(Records from a collection)
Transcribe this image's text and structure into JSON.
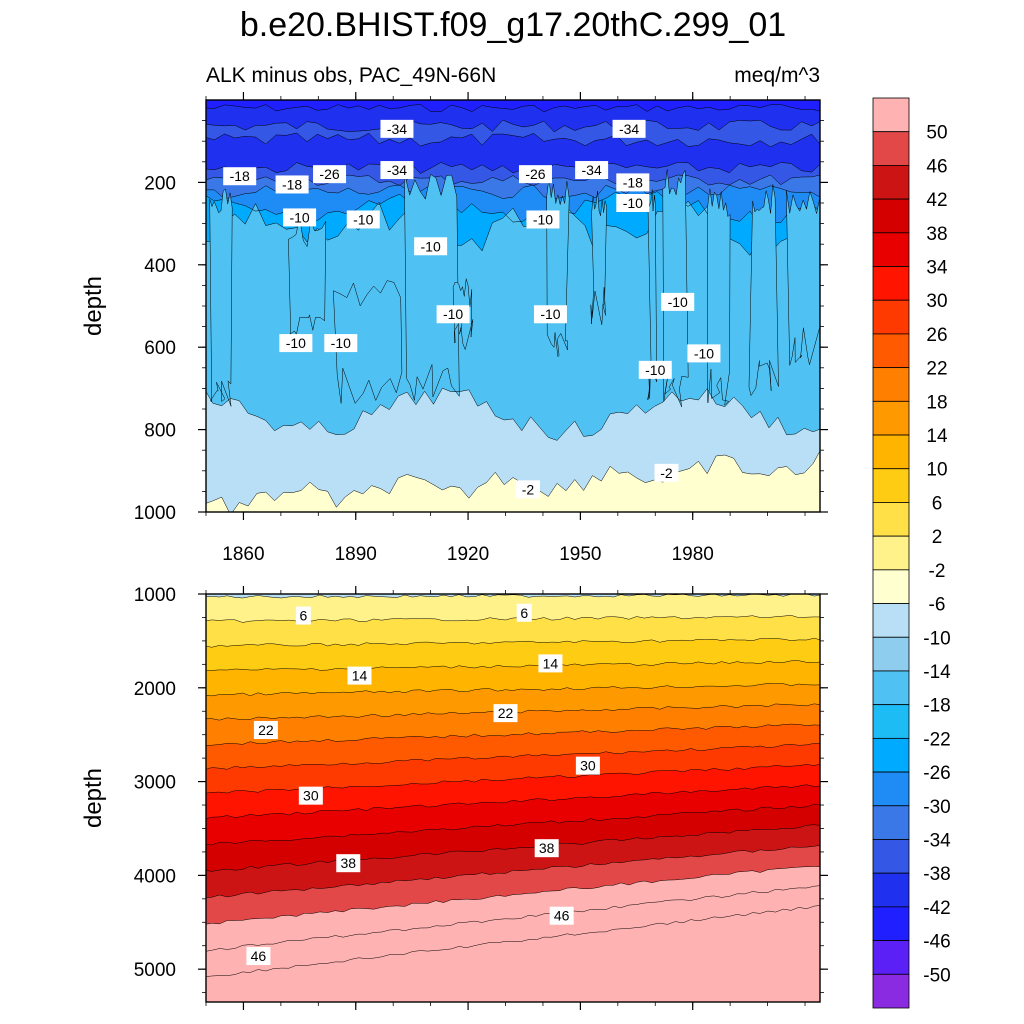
{
  "title": "b.e20.BHIST.f09_g17.20thC.299_01",
  "colors": {
    "levels": [
      "#8a2be2",
      "#5a20f5",
      "#1f1fff",
      "#1f30ee",
      "#3557e6",
      "#3a78e8",
      "#1e8cf4",
      "#00aaff",
      "#1ebcf4",
      "#4fc1f2",
      "#8fcdee",
      "#b8dff5",
      "#ffffd0",
      "#fff28a",
      "#ffe047",
      "#ffcc14",
      "#ffb400",
      "#ff9900",
      "#ff7f00",
      "#ff5a00",
      "#ff3a00",
      "#ff1400",
      "#e80000",
      "#d40000",
      "#cc1414",
      "#e24848",
      "#ffb2b2"
    ]
  },
  "colorbar": {
    "labels": [
      "50",
      "46",
      "42",
      "38",
      "34",
      "30",
      "26",
      "22",
      "18",
      "14",
      "10",
      "6",
      "2",
      "-2",
      "-6",
      "-10",
      "-14",
      "-18",
      "-22",
      "-26",
      "-30",
      "-34",
      "-38",
      "-42",
      "-46",
      "-50"
    ]
  },
  "chart_data": [
    {
      "type": "heatmap",
      "title": "ALK minus obs, PAC_49N-66N",
      "units": "meq/m^3",
      "ylabel": "depth",
      "ylim": [
        1000,
        0
      ],
      "xlim": [
        1850,
        2014
      ],
      "x_ticks": [
        1860,
        1890,
        1920,
        1950,
        1980
      ],
      "y_ticks": [
        200,
        400,
        600,
        800,
        1000
      ],
      "contour_interval": 4,
      "levels": [
        -50,
        -46,
        -42,
        -38,
        -34,
        -30,
        -26,
        -22,
        -18,
        -14,
        -10,
        -6,
        -2,
        2,
        6,
        10,
        14,
        18,
        22,
        26,
        30,
        34,
        38,
        42,
        46,
        50
      ],
      "contour_labels": [
        {
          "value": "-34",
          "x": 1901,
          "y": 70
        },
        {
          "value": "-34",
          "x": 1963,
          "y": 70
        },
        {
          "value": "-34",
          "x": 1901,
          "y": 170
        },
        {
          "value": "-34",
          "x": 1953,
          "y": 170
        },
        {
          "value": "-26",
          "x": 1883,
          "y": 180
        },
        {
          "value": "-26",
          "x": 1938,
          "y": 180
        },
        {
          "value": "-18",
          "x": 1859,
          "y": 185
        },
        {
          "value": "-18",
          "x": 1873,
          "y": 205
        },
        {
          "value": "-18",
          "x": 1964,
          "y": 200
        },
        {
          "value": "-10",
          "x": 1875,
          "y": 285
        },
        {
          "value": "-10",
          "x": 1892,
          "y": 290
        },
        {
          "value": "-10",
          "x": 1910,
          "y": 355
        },
        {
          "value": "-10",
          "x": 1940,
          "y": 290
        },
        {
          "value": "-10",
          "x": 1964,
          "y": 250
        },
        {
          "value": "-10",
          "x": 1916,
          "y": 520
        },
        {
          "value": "-10",
          "x": 1942,
          "y": 520
        },
        {
          "value": "-10",
          "x": 1874,
          "y": 590
        },
        {
          "value": "-10",
          "x": 1886,
          "y": 590
        },
        {
          "value": "-10",
          "x": 1976,
          "y": 490
        },
        {
          "value": "-10",
          "x": 1970,
          "y": 655
        },
        {
          "value": "-10",
          "x": 1983,
          "y": 615
        },
        {
          "value": "-2",
          "x": 1936,
          "y": 945
        },
        {
          "value": "-2",
          "x": 1973,
          "y": 905
        }
      ]
    },
    {
      "type": "heatmap",
      "ylabel": "depth",
      "ylim": [
        5350,
        1000
      ],
      "xlim": [
        1850,
        2014
      ],
      "y_ticks": [
        1000,
        2000,
        3000,
        4000,
        5000
      ],
      "contour_interval": 4,
      "levels": [
        -50,
        -46,
        -42,
        -38,
        -34,
        -30,
        -26,
        -22,
        -18,
        -14,
        -10,
        -6,
        -2,
        2,
        6,
        10,
        14,
        18,
        22,
        26,
        30,
        34,
        38,
        42,
        46,
        50
      ],
      "contour_labels": [
        {
          "value": "6",
          "x": 1876,
          "y": 1230
        },
        {
          "value": "6",
          "x": 1935,
          "y": 1200
        },
        {
          "value": "14",
          "x": 1891,
          "y": 1870
        },
        {
          "value": "14",
          "x": 1942,
          "y": 1740
        },
        {
          "value": "22",
          "x": 1866,
          "y": 2450
        },
        {
          "value": "22",
          "x": 1930,
          "y": 2270
        },
        {
          "value": "30",
          "x": 1878,
          "y": 3150
        },
        {
          "value": "30",
          "x": 1952,
          "y": 2830
        },
        {
          "value": "38",
          "x": 1888,
          "y": 3870
        },
        {
          "value": "38",
          "x": 1941,
          "y": 3710
        },
        {
          "value": "46",
          "x": 1864,
          "y": 4860
        },
        {
          "value": "46",
          "x": 1945,
          "y": 4430
        }
      ]
    }
  ]
}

DIRECTIVE:
Select every line above that contains the word "title", and copy it.

RESPONSE:
  "title": "b.e20.BHIST.f09_g17.20thC.299_01",
      "title": "ALK minus obs, PAC_49N-66N",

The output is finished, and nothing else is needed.